* start DATA FOR THIS EXERCISE *
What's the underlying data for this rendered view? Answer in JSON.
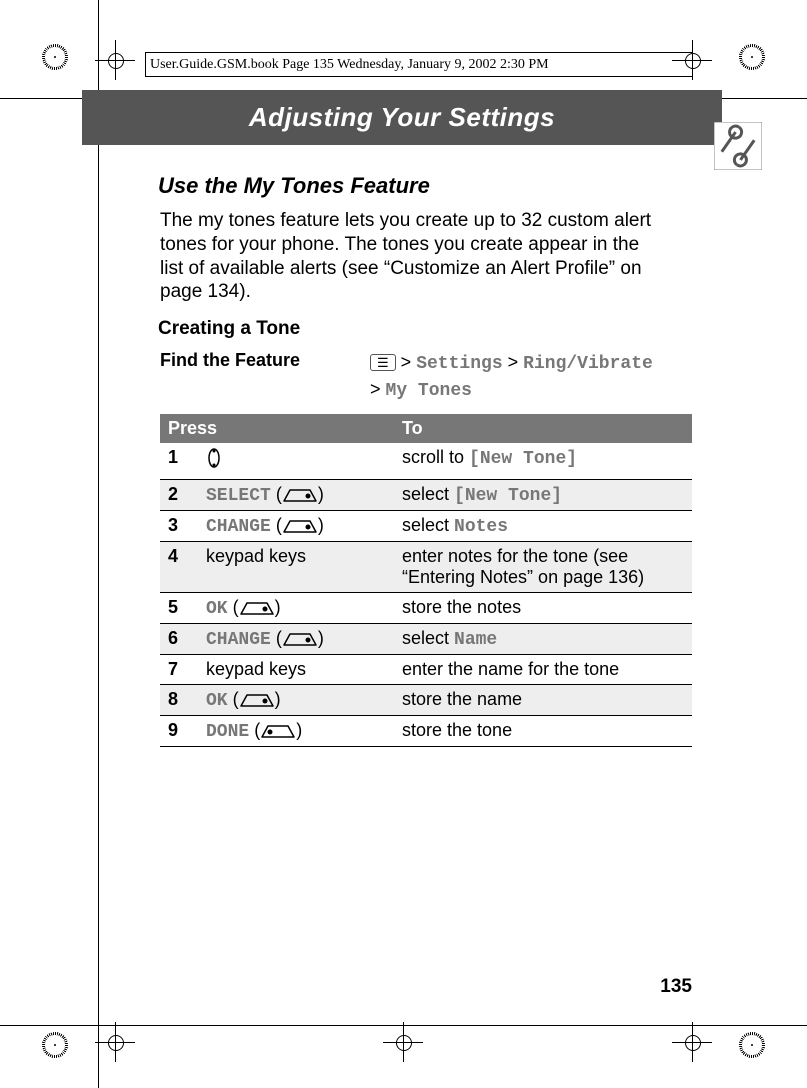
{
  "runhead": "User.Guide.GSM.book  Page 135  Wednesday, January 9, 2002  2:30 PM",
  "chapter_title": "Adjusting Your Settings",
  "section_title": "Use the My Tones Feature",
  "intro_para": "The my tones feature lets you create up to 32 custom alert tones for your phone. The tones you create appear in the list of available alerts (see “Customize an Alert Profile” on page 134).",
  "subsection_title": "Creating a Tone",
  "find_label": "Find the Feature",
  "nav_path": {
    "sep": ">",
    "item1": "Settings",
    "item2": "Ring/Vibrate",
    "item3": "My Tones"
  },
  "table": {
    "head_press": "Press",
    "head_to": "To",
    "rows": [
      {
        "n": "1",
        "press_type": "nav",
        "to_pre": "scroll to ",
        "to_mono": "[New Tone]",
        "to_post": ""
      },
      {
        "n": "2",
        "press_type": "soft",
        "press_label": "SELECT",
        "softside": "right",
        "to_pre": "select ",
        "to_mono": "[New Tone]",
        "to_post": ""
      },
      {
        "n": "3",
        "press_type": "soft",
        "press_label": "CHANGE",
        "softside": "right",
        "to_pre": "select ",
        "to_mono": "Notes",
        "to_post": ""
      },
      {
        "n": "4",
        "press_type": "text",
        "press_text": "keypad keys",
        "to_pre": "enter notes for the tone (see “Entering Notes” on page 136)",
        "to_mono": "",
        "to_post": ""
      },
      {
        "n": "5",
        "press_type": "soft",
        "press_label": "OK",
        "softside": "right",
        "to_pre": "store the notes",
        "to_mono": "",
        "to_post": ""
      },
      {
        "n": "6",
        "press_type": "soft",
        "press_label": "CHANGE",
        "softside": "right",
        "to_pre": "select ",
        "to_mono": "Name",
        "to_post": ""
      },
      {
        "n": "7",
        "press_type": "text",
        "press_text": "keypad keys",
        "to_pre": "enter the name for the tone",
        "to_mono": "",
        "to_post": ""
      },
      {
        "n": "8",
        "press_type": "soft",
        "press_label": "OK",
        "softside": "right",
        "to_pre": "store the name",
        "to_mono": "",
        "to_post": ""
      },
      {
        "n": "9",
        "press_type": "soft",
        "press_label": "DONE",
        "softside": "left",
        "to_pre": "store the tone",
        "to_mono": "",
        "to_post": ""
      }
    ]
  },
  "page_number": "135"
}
* end DATA FOR THIS EXERCISE *
* start DATA FOR THIS EXERCISE *
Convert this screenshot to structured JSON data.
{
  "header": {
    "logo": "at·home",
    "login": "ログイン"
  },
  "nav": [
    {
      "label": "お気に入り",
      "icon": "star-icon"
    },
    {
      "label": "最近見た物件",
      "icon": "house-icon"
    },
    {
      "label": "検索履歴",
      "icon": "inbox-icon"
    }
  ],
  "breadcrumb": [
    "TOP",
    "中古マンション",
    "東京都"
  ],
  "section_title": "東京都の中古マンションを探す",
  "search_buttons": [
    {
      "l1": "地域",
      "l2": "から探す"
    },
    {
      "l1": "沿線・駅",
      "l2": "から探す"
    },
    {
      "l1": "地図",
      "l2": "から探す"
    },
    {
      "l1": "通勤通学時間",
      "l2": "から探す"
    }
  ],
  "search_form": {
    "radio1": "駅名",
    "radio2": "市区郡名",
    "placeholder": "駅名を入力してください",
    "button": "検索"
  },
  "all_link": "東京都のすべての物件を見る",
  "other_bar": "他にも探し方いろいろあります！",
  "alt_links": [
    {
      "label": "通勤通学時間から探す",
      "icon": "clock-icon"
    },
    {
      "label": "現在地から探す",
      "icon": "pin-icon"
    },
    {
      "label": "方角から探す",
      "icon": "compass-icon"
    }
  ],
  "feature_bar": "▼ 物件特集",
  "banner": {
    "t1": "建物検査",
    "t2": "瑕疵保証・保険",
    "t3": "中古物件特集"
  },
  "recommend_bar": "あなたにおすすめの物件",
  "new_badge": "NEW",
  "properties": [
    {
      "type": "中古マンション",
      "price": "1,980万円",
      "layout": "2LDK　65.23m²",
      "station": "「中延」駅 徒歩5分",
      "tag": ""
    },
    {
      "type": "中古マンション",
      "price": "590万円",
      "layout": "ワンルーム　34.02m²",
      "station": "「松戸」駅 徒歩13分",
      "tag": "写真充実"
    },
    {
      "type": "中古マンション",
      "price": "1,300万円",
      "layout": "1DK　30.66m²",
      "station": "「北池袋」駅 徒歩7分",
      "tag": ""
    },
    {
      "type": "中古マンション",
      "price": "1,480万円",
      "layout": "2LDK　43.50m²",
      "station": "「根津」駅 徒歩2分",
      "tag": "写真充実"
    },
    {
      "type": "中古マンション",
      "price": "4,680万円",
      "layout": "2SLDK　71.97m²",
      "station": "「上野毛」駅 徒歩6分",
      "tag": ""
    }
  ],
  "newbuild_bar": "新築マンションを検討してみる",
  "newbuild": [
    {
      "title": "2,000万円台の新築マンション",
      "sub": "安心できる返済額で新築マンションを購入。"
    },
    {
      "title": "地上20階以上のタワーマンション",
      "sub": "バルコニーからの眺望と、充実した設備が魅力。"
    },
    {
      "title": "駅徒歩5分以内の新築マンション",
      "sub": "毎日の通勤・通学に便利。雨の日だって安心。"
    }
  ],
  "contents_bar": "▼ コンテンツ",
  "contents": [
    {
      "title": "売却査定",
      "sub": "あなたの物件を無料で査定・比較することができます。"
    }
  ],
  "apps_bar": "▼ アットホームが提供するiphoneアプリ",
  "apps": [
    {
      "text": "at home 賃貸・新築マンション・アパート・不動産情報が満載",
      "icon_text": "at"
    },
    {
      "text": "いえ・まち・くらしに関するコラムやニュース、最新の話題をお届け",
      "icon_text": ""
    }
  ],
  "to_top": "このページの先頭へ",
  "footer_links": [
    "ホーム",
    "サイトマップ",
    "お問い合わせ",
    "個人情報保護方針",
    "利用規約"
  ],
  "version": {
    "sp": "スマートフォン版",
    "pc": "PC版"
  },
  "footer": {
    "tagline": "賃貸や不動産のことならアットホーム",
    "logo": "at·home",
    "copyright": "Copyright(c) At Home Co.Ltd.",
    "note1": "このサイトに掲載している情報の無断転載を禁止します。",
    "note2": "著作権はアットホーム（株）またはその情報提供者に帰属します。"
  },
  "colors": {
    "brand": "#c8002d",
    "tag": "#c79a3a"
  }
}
* end DATA FOR THIS EXERCISE *
* start DATA FOR THIS EXERCISE *
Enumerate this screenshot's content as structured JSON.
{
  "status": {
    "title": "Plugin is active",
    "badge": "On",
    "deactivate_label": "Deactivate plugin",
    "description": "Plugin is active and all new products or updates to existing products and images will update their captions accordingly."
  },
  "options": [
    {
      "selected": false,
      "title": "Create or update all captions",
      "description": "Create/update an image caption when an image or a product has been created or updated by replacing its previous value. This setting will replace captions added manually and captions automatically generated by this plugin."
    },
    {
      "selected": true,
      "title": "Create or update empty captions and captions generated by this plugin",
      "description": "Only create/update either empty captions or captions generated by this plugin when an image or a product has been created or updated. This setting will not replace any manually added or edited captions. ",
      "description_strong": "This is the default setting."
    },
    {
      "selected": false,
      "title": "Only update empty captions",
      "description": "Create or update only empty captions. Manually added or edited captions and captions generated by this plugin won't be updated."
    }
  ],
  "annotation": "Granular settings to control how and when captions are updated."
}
* end DATA FOR THIS EXERCISE *
Among the entries, how many lines include the word "price"? Answer with a single number and nothing further.

5